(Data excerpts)
--
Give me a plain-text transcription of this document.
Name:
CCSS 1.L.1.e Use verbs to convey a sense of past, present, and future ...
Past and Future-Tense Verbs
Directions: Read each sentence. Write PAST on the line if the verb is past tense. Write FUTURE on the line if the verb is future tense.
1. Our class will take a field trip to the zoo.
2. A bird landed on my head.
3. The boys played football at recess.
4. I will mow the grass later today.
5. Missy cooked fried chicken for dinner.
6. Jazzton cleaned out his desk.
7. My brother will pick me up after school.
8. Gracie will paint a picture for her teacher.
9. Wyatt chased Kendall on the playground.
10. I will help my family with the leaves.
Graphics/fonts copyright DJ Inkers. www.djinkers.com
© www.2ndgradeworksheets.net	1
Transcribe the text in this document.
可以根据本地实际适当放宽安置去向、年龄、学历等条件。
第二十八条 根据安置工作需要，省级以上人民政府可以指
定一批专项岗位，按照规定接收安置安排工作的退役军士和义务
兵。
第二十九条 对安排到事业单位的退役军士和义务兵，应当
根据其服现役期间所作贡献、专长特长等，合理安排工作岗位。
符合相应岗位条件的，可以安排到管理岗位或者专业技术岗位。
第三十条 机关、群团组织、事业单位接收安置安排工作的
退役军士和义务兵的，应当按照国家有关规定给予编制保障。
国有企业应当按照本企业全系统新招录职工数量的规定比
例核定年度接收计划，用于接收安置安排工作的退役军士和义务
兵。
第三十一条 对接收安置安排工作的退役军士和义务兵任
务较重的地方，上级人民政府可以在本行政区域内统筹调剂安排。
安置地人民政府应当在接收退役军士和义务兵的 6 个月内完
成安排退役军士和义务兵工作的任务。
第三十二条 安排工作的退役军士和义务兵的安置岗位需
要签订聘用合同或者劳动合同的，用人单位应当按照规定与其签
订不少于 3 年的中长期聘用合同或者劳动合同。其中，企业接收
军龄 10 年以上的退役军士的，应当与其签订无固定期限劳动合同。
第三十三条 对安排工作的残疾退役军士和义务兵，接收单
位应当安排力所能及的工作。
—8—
--
**Work instructions:** Tell how many lines in the material above include the word "text", giving the number only.

**Answer to the task:** 2